### Request:
Exactly as written, print each record in the listing.

Data entries:
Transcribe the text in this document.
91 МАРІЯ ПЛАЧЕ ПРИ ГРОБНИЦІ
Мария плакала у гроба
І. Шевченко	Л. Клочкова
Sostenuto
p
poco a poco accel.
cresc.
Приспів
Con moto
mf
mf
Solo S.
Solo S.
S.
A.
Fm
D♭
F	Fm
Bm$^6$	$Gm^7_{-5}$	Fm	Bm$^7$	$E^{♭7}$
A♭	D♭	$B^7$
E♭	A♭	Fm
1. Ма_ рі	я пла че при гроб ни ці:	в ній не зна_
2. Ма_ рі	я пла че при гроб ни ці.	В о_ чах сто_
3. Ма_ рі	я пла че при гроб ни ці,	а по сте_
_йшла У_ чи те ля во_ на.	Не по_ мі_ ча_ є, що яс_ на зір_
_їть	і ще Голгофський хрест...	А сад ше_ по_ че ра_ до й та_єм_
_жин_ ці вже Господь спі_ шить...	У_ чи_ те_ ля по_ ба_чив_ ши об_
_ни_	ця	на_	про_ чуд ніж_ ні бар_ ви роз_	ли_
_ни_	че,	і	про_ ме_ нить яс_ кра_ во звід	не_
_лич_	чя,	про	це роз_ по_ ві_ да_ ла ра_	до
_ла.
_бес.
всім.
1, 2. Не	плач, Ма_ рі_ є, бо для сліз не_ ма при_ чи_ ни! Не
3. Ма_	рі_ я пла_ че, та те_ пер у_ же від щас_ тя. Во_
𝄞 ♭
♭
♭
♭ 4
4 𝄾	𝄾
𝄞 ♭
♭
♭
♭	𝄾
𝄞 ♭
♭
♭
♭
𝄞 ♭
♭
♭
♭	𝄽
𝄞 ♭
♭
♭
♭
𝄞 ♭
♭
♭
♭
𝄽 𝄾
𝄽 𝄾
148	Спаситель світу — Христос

### Answer for the task:
Transcribe the text in this document.
91 МАРІЯ ПЛАЧЕ ПРИ ГРОБНИЦІ
Мария плакала у гроба
І. Шевченко	Л. Клочкова
Sostenuto
p
poco a poco accel.
cresc.
Приспів
Con moto
mf
mf
Solo S.
Solo S.
S.
A.
Fm
D♭
F	Fm
Bm$^6$	$Gm^7_{-5}$	Fm	Bm$^7$	$E^{♭7}$
A♭	D♭	$B^7$
E♭	A♭	Fm
1. Ма_ рі	я пла че при гроб ни ці:	в ній не зна_
2. Ма_ рі	я пла че при гроб ни ці.	В о_ чах сто_
3. Ма_ рі	я пла че при гроб ни ці,	а по сте_
_йшла У_ чи те ля во_ на.	Не по_ мі_ ча_ є, що яс_ на зір_
_їть	і ще Голгофський хрест...	А сад ше_ по_ че ра_ до й та_єм_
_жин_ ці вже Господь спі_ шить...	У_ чи_ те_ ля по_ ба_чив_ ши об_
_ни_	ця	на_	про_ чуд ніж_ ні бар_ ви роз_	ли_
_ни_	че,	і	про_ ме_ нить яс_ кра_ во звід	не_
_лич_	чя,	про	це роз_ по_ ві_ да_ ла ра_	до
_ла.
_бес.
всім.
1, 2. Не	плач, Ма_ рі_ є, бо для сліз не_ ма при_ чи_ ни! Не
3. Ма_	рі_ я пла_ че, та те_ пер у_ же від щас_ тя. Во_
𝄞 ♭
♭
♭
♭ 4
4 𝄾	𝄾
𝄞 ♭
♭
♭
♭	𝄾
𝄞 ♭
♭
♭
♭
𝄞 ♭
♭
♭
♭	𝄽
𝄞 ♭
♭
♭
♭
𝄞 ♭
♭
♭
♭
𝄽 𝄾
𝄽 𝄾
148	Спаситель світу — Христос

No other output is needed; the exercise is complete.